JO 2024: comment les autorités se préparent à faire face aux cyberattaques

Vendredi 9 février 2018. Les yeux du monde entier sont rivés sur la ville de Pyeongchang en Corée du Sud, là où se déroule la cérémonie d’ouverture des Jeux olympiques d’Hiver. Au même moment, les organisateurs sont en alerte. Depuis plusieurs heures, l’événement est la cible d’une cyberattaque visant les systèmes informatiques. Dans le stade où défilent les athlètes, le réseau Wi-fi est coupé et les télévisions de la salle de presse ne fonctionnent plus. Le site web officiel des Jeux restera lui inaccessible pendant près de douze heures, empêchant certains visiteurs d’imprimer leurs billets.

Bien que les dégâts soient restés relativement limités, "c’était l’attaque de la plus grande ampleur contre le mouvement olympique", se remémore Franz Regul, responsable de la sécurité des systèmes d’information au sein du Comité d’organisation des JO (Cojop) de Paris 2024. Dans moins de trois mois, c’est lui qui, entouré de son équipe, aura pour mission de veiller à ce qu’aucune cyberattaque ne vienne perturber le bon déroulement du plus grand événement sportif du monde.

À commencer par la cérémonie d’ouverture sur la Seine. "On se prépare", assure le directeur de la cybersécurité du Cojop. La tâche est immense. Selon les experts, les tentatives de cyberattaques pourraient être huit à dix fois plus nombreuses que lors des précédents Jeux de Tokyo.

"On ne va pas avoir des Jeux sans cyberattaques"

Face à cette menace, l’Agence nationale de la sécurité des systèmes d’information (Anssi) est sur le pont. Mais son directeur général, Vincent Strubel prévient d’ores et déjà: "Ce sont des Jeux qui vont se dérouler dans un contexte de pression forte en matière de cybermenaces (...). Il ne faut pas se faire d'illusions, on ne va pas empêcher toutes les attaques de se produire pendant les Jeux. On ne va pas avoir des Jeux sans cyberattaques. Notre travail, notre objectif collectif, c'est de faire en sorte que ces cyberattaques ne nuisent pas au déroulement des Jeux".

Les profils des cybercriminels et les motivations qui les pousseraient à s’en prendre aux Jeux olympiques sont multiples. Plusieurs scénarios sont envisagés: une puissance étrangère qui chercherait à attenter à l’image de la France, des "hacktivistes" qui utiliseraient l’événement pour faire connaître leurs revendications ou encore de simples hackers opportunistes qui profiteraient des Jeux pour obtenir des gains financiers.

"On coche tous les cas. On suit les acteurs étatiques avec le plus d’attention car ils peuvent être très déterminés et avoir des moyens conséquents. Mais les loups solitaires peuvent aussi être intéressés par l’événement, de même que les activistes", souligne Franz Regul, qui travaille sur ces menaces depuis début 2020.

Quelles menaces?

> Ensemble de lignes
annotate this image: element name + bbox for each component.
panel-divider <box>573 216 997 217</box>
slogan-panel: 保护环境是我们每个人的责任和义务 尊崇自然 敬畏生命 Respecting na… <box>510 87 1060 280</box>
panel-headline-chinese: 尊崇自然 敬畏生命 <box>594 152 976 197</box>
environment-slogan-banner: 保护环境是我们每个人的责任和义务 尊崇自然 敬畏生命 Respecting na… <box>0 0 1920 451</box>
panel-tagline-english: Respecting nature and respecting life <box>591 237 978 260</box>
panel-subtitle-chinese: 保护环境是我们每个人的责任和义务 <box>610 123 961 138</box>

> Énoncé du problème A
Indiquez si chacune des affirmations suivantes concorde avec l'extrait sur la cybersécurité des JO 2024 en répondant par oui ou par non et en citant textuellement les mots décisifs : (i) le site web officiel des Jeux de Pyeongchang est resté inaccessible pendant près de douze heures ; (ii) Vincent Strubel estime que toutes les attaques pourront être empêchées pendant les Jeux ; (iii) Franz Regul travaille sur ces menaces depuis début 2018.
> Énoncé du problème B
D'après l'extrait sur la cybersécurité des JO 2024, combien de fois plus nombreuses les tentatives de cyberattaques pourraient-elles être qu'aux Jeux de Tokyo, selon les experts ?
Veuillez vous fonder uniquement sur le texte.

> Réponse développée A
(i) Oui : « Le site web officiel des Jeux restera lui inaccessible pendant près de douze heures ».
(ii) Non : « on ne va pas empêcher toutes les attaques de se produire pendant les Jeux ».
(iii) Non : « qui travaille sur ces menaces depuis début 2020 ».

> Réponse développée B
Huit à dix fois plus nombreuses.